» Task brief:
Restate the listing that follows word for word, without its pictures.

>> begin Extracted information

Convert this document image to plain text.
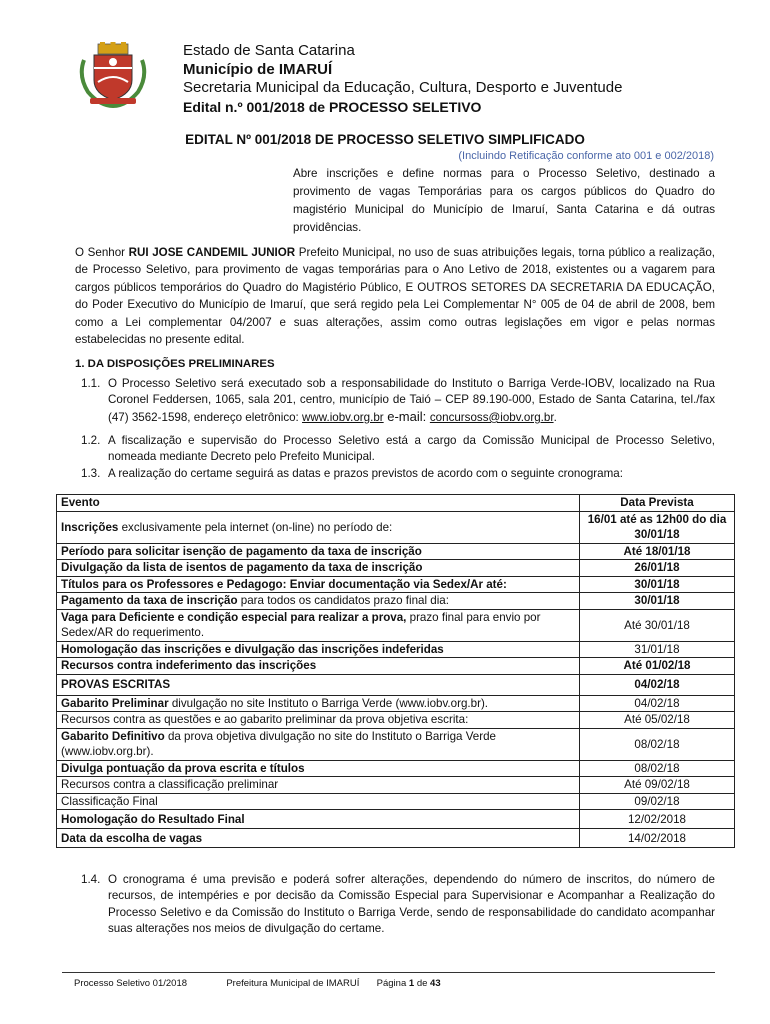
Estado de Santa Catarina
Município de IMARUÍ
Secretaria Municipal da Educação, Cultura, Desporto e Juventude
Edital n.º 001/2018 de PROCESSO SELETIVO
EDITAL Nº 001/2018 DE PROCESSO SELETIVO SIMPLIFICADO
(Incluindo Retificação conforme ato 001 e 002/2018)
Abre inscrições e define normas para o Processo Seletivo, destinado a provimento de vagas Temporárias para os cargos públicos do Quadro do magistério Municipal do Município de Imaruí, Santa Catarina e dá outras providências.
O Senhor RUI JOSE CANDEMIL JUNIOR Prefeito Municipal, no uso de suas atribuições legais, torna público a realização, de Processo Seletivo, para provimento de vagas temporárias para o Ano Letivo de 2018, existentes ou a vagarem para cargos públicos temporários do Quadro do Magistério Público, E OUTROS SETORES DA SECRETARIA DA EDUCAÇÃO, do Poder Executivo do Município de Imaruí, que será regido pela Lei Complementar N° 005 de 04 de abril de 2008, bem como a Lei complementar 04/2007 e suas alterações, assim como outras legislações em vigor e pelas normas estabelecidas no presente edital.
1. DA DISPOSIÇÕES PRELIMINARES
1.1. O Processo Seletivo será executado sob a responsabilidade do Instituto o Barriga Verde-IOBV, localizado na Rua Coronel Feddersen, 1065, sala 201, centro, município de Taió – CEP 89.190-000, Estado de Santa Catarina, tel./fax (47) 3562-1598, endereço eletrônico: www.iobv.org.br e-mail: concursoss@iobv.org.br.
1.2. A fiscalização e supervisão do Processo Seletivo está a cargo da Comissão Municipal de Processo Seletivo, nomeada mediante Decreto pelo Prefeito Municipal.
1.3. A realização do certame seguirá as datas e prazos previstos de acordo com o seguinte cronograma:
Evento	Data Prevista
Inscrições exclusivamente pela internet (on-line) no período de:	16/01 até as 12h00 do dia 30/01/18
Período para solicitar isenção de pagamento da taxa de inscrição	Até 18/01/18
Divulgação da lista de isentos de pagamento da taxa de inscrição	26/01/18
Títulos para os Professores e Pedagogo: Enviar documentação via Sedex/Ar até:	30/01/18
Pagamento da taxa de inscrição para todos os candidatos prazo final dia:	30/01/18
Vaga para Deficiente e condição especial para realizar a prova, prazo final para envio por Sedex/AR do requerimento.	Até 30/01/18
Homologação das inscrições e divulgação das inscrições indeferidas	31/01/18
Recursos contra indeferimento das inscrições	Até 01/02/18
PROVAS ESCRITAS	04/02/18
Gabarito Preliminar divulgação no site Instituto o Barriga Verde (www.iobv.org.br).	04/02/18
Recursos contra as questões e ao gabarito preliminar da prova objetiva escrita:	Até 05/02/18
Gabarito Definitivo da prova objetiva divulgação no site do Instituto o Barriga Verde (www.iobv.org.br).	08/02/18
Divulga pontuação da prova escrita e títulos	08/02/18
Recursos contra a classificação preliminar	Até 09/02/18
Classificação Final	09/02/18
Homologação do Resultado Final	12/02/2018
Data da escolha de vagas	14/02/2018
1.4. O cronograma é uma previsão e poderá sofrer alterações, dependendo do número de inscritos, do número de recursos, de intempéries e por decisão da Comissão Especial para Supervisionar e Acompanhar a Realização do Processo Seletivo e da Comissão do Instituto o Barriga Verde, sendo de responsabilidade do candidato acompanhar suas alterações nos meios de divulgação do certame.
Processo Seletivo 01/2018	Prefeitura Municipal de IMARUÍ Página 1 de 43
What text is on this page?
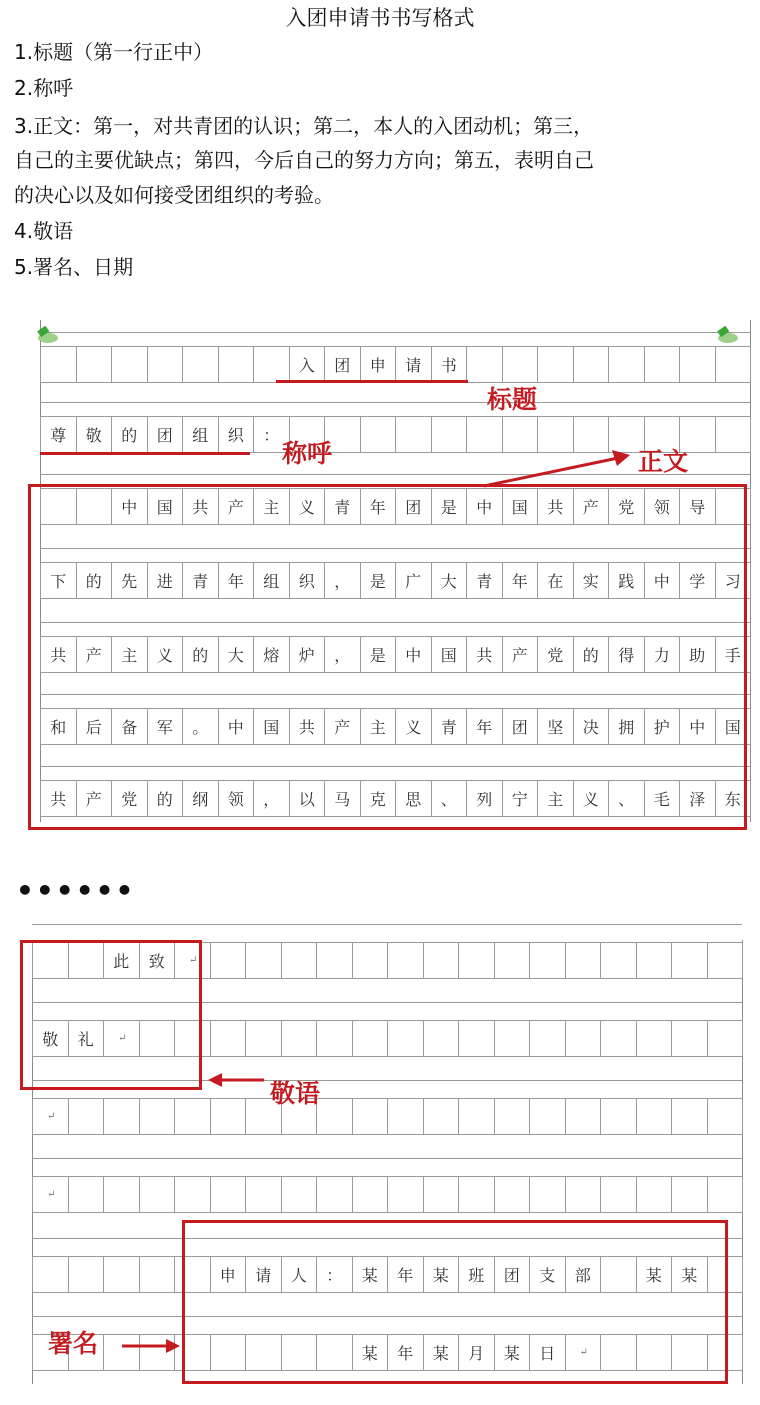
入团申请书书写格式
1.标题（第一行正中）
2.称呼
3.正文：第一，对共青团的认识；第二，本人的入团动机；第三，
自己的主要优缺点；第四，今后自己的努力方向；第五，表明自己
的决心以及如何接受团组织的考验。
4.敬语
5.署名、日期
入	团	申	请	书
尊	敬	的	团	组	织	：
中	国	共	产	主	义	青	年	团	是	中	国	共	产	党	领	导
下	的	先	进	青	年	组	织	，	是	广	大	青	年	在	实	践	中	学	习
共	产	主	义	的	大	熔	炉	，	是	中	国	共	产	党	的	得	力	助	手
和	后	备	军	。	中	国	共	产	主	义	青	年	团	坚	决	拥	护	中	国
共	产	党	的	纲	领	，	以	马	克	思	、	列	宁	主	义	、	毛	泽	东
••••••
此	致	↵
敬	礼	↵
↵
↵
申	请	人	：	某	年	某	班	团	支	部	某	某
某	年	某	月	某	日	↵
标题
称呼	正文
敬语
署名
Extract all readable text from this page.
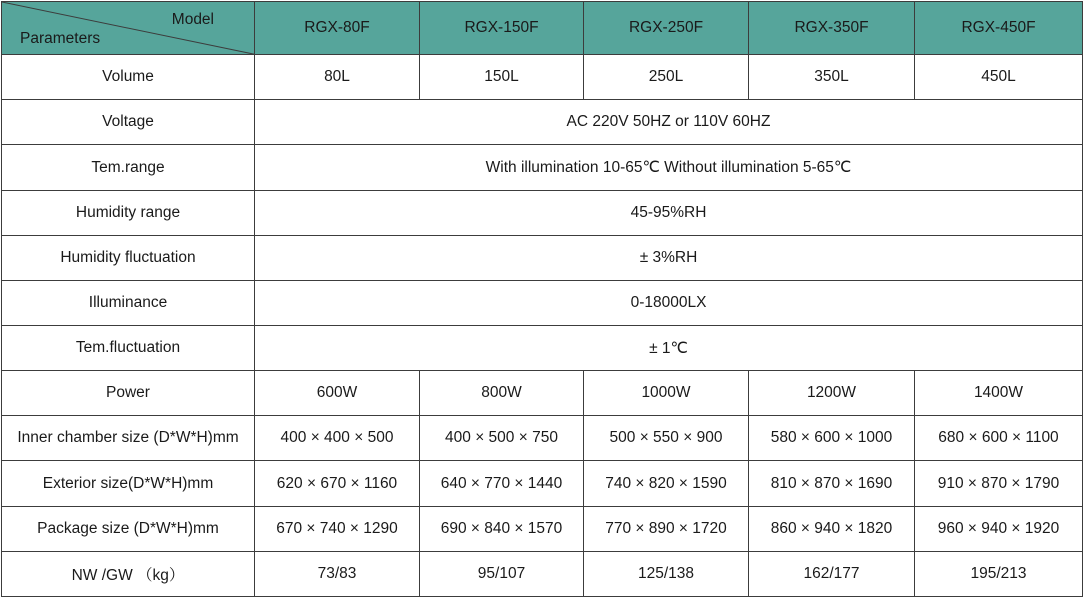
Model
Parameters	RGX-80F	RGX-150F	RGX-250F	RGX-350F	RGX-450F
Volume	80L	150L	250L	350L	450L
Voltage	AC 220V 50HZ or 110V 60HZ				
Tem.range	With illumination 10-65℃ Without illumination 5-65℃				
Humidity range	45-95%RH				
Humidity fluctuation	± 3%RH				
Illuminance	0-18000LX				
Tem.fluctuation	± 1℃				
Power	600W	800W	1000W	1200W	1400W
Inner chamber size (D*W*H)mm	400 × 400 × 500	400 × 500 × 750	500 × 550 × 900	580 × 600 × 1000	680 × 600 × 1100
Exterior size(D*W*H)mm	620 × 670 × 1160	640 × 770 × 1440	740 × 820 × 1590	810 × 870 × 1690	910 × 870 × 1790
Package size (D*W*H)mm	670 × 740 × 1290	690 × 840 × 1570	770 × 890 × 1720	860 × 940 × 1820	960 × 940 × 1920
NW /GW （kg）	73/83	95/107	125/138	162/177	195/213
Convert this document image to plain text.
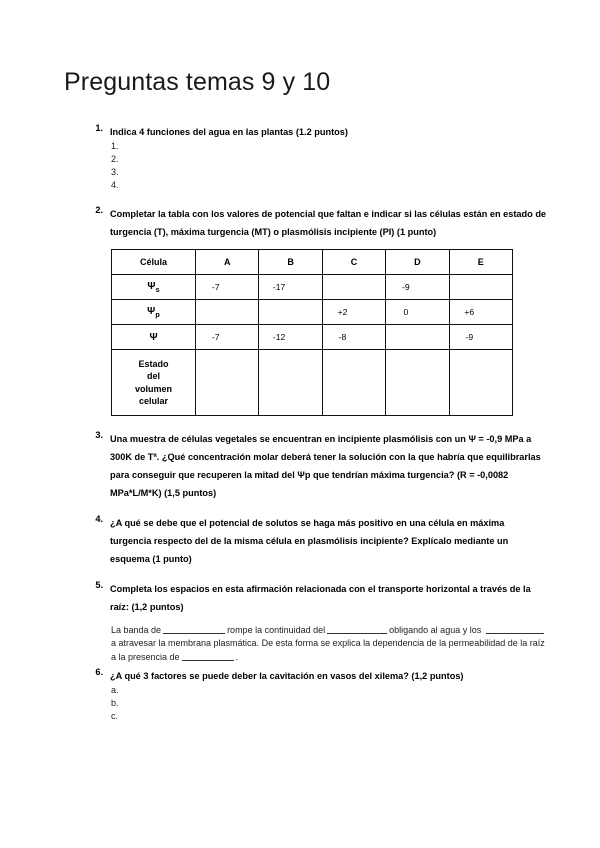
Preguntas temas 9 y 10
1. Indica 4 funciones del agua en las plantas (1.2 puntos)
1.
2.
3.
4.
2. Completar la tabla con los valores de potencial que faltan e indicar si las células están en estado de turgencia (T), máxima turgencia (MT) o plasmólisis incipiente (PI) (1 punto)
Célula	A	B	C	D	E
$\Psi_s$	-7	-17		-9	
$\Psi_p$			+2	0	+6
Ψ	-7	-12	-8		-9
Estado
del
volumen
celular					
3. Una muestra de células vegetales se encuentran en incipiente plasmólisis con un Ψ = -0,9 MPa a 300K de Tª. ¿Qué concentración molar deberá tener la solución con la que habría que equilibrarlas para conseguir que recuperen la mitad del Ψp que tendrían máxima turgencia? (R = -0,0082 MPa*L/M*K) (1,5 puntos)
4. ¿A qué se debe que el potencial de solutos se haga más positivo en una célula en máxima turgencia respecto del de la misma célula en plasmólisis incipiente? Explícalo mediante un esquema (1 punto)
5. Completa los espacios en esta afirmación relacionada con el transporte horizontal a través de la raíz: (1,2 puntos)

La banda de	rompe la continuidad del	obligando al agua y los a atravesar la membrana plasmática. De esta forma se explica la dependencia de la permeabilidad de la raíz a la presencia de	.

6. ¿A qué 3 factores se puede deber la cavitación en vasos del xilema? (1,2 puntos)
a.
b.
c.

>> end Extracted information

» Solution to this task:
Convert this document image to plain text.
Estado de Santa Catarina
Município de IMARUÍ
Secretaria Municipal da Educação, Cultura, Desporto e Juventude
Edital n.º 001/2018 de PROCESSO SELETIVO
EDITAL Nº 001/2018 DE PROCESSO SELETIVO SIMPLIFICADO
(Incluindo Retificação conforme ato 001 e 002/2018)
Abre inscrições e define normas para o Processo Seletivo, destinado a provimento de vagas Temporárias para os cargos públicos do Quadro do magistério Municipal do Município de Imaruí, Santa Catarina e dá outras providências.
O Senhor RUI JOSE CANDEMIL JUNIOR Prefeito Municipal, no uso de suas atribuições legais, torna público a realização, de Processo Seletivo, para provimento de vagas temporárias para o Ano Letivo de 2018, existentes ou a vagarem para cargos públicos temporários do Quadro do Magistério Público, E OUTROS SETORES DA SECRETARIA DA EDUCAÇÃO, do Poder Executivo do Município de Imaruí, que será regido pela Lei Complementar N° 005 de 04 de abril de 2008, bem como a Lei complementar 04/2007 e suas alterações, assim como outras legislações em vigor e pelas normas estabelecidas no presente edital.
1. DA DISPOSIÇÕES PRELIMINARES
1.1. O Processo Seletivo será executado sob a responsabilidade do Instituto o Barriga Verde-IOBV, localizado na Rua Coronel Feddersen, 1065, sala 201, centro, município de Taió – CEP 89.190-000, Estado de Santa Catarina, tel./fax (47) 3562-1598, endereço eletrônico: www.iobv.org.br e-mail: concursoss@iobv.org.br.
1.2. A fiscalização e supervisão do Processo Seletivo está a cargo da Comissão Municipal de Processo Seletivo, nomeada mediante Decreto pelo Prefeito Municipal.
1.3. A realização do certame seguirá as datas e prazos previstos de acordo com o seguinte cronograma:
Evento	Data Prevista
Inscrições exclusivamente pela internet (on-line) no período de:	16/01 até as 12h00 do dia 30/01/18
Período para solicitar isenção de pagamento da taxa de inscrição	Até 18/01/18
Divulgação da lista de isentos de pagamento da taxa de inscrição	26/01/18
Títulos para os Professores e Pedagogo: Enviar documentação via Sedex/Ar até:	30/01/18
Pagamento da taxa de inscrição para todos os candidatos prazo final dia:	30/01/18
Vaga para Deficiente e condição especial para realizar a prova, prazo final para envio por Sedex/AR do requerimento.	Até 30/01/18
Homologação das inscrições e divulgação das inscrições indeferidas	31/01/18
Recursos contra indeferimento das inscrições	Até 01/02/18
PROVAS ESCRITAS	04/02/18
Gabarito Preliminar divulgação no site Instituto o Barriga Verde (www.iobv.org.br).	04/02/18
Recursos contra as questões e ao gabarito preliminar da prova objetiva escrita:	Até 05/02/18
Gabarito Definitivo da prova objetiva divulgação no site do Instituto o Barriga Verde (www.iobv.org.br).	08/02/18
Divulga pontuação da prova escrita e títulos	08/02/18
Recursos contra a classificação preliminar	Até 09/02/18
Classificação Final	09/02/18
Homologação do Resultado Final	12/02/2018
Data da escolha de vagas	14/02/2018
1.4. O cronograma é uma previsão e poderá sofrer alterações, dependendo do número de inscritos, do número de recursos, de intempéries e por decisão da Comissão Especial para Supervisionar e Acompanhar a Realização do Processo Seletivo e da Comissão do Instituto o Barriga Verde, sendo de responsabilidade do candidato acompanhar suas alterações nos meios de divulgação do certame.
Processo Seletivo 01/2018	Prefeitura Municipal de IMARUÍ Página 1 de 43
What text is on this page?
入团申请书书写格式
1.标题（第一行正中）
2.称呼
3.正文：第一，对共青团的认识；第二，本人的入团动机；第三，
自己的主要优缺点；第四，今后自己的努力方向；第五，表明自己
的决心以及如何接受团组织的考验。
4.敬语
5.署名、日期
入	团	申	请	书
尊	敬	的	团	组	织	：
中	国	共	产	主	义	青	年	团	是	中	国	共	产	党	领	导
下	的	先	进	青	年	组	织	，	是	广	大	青	年	在	实	践	中	学	习
共	产	主	义	的	大	熔	炉	，	是	中	国	共	产	党	的	得	力	助	手
和	后	备	军	。	中	国	共	产	主	义	青	年	团	坚	决	拥	护	中	国
共	产	党	的	纲	领	，	以	马	克	思	、	列	宁	主	义	、	毛	泽	东
••••••
此	致	↵
敬	礼	↵
↵
↵
申	请	人	：	某	年	某	班	团	支	部	某	某
某	年	某	月	某	日	↵
标题
称呼	正文
敬语
署名
Extract all readable text from this page.
Model
Parameters	RGX-80F	RGX-150F	RGX-250F	RGX-350F	RGX-450F
Volume	80L	150L	250L	350L	450L
Voltage	AC 220V 50HZ or 110V 60HZ				
Tem.range	With illumination 10-65℃ Without illumination 5-65℃				
Humidity range	45-95%RH				
Humidity fluctuation	± 3%RH				
Illuminance	0-18000LX				
Tem.fluctuation	± 1℃				
Power	600W	800W	1000W	1200W	1400W
Inner chamber size (D*W*H)mm	400 × 400 × 500	400 × 500 × 750	500 × 550 × 900	580 × 600 × 1000	680 × 600 × 1100
Exterior size(D*W*H)mm	620 × 670 × 1160	640 × 770 × 1440	740 × 820 × 1590	810 × 870 × 1690	910 × 870 × 1790
Package size (D*W*H)mm	670 × 740 × 1290	690 × 840 × 1570	770 × 890 × 1720	860 × 940 × 1820	960 × 940 × 1920
NW /GW （kg）	73/83	95/107	125/138	162/177	195/213
Convert this document image to plain text.
Preguntas temas 9 y 10
1. Indica 4 funciones del agua en las plantas (1.2 puntos)
1.
2.
3.
4.
2. Completar la tabla con los valores de potencial que faltan e indicar si las células están en estado de turgencia (T), máxima turgencia (MT) o plasmólisis incipiente (PI) (1 punto)
Célula	A	B	C	D	E
$\Psi_s$	-7	-17		-9	
$\Psi_p$			+2	0	+6
Ψ	-7	-12	-8		-9
Estado
del
volumen
celular					
3. Una muestra de células vegetales se encuentran en incipiente plasmólisis con un Ψ = -0,9 MPa a 300K de Tª. ¿Qué concentración molar deberá tener la solución con la que habría que equilibrarlas para conseguir que recuperen la mitad del Ψp que tendrían máxima turgencia? (R = -0,0082 MPa*L/M*K) (1,5 puntos)
4. ¿A qué se debe que el potencial de solutos se haga más positivo en una célula en máxima turgencia respecto del de la misma célula en plasmólisis incipiente? Explícalo mediante un esquema (1 punto)
5. Completa los espacios en esta afirmación relacionada con el transporte horizontal a través de la raíz: (1,2 puntos)

La banda de	rompe la continuidad del	obligando al agua y los a atravesar la membrana plasmática. De esta forma se explica la dependencia de la permeabilidad de la raíz a la presencia de	.

6. ¿A qué 3 factores se puede deber la cavitación en vasos del xilema? (1,2 puntos)
a.
b.
c.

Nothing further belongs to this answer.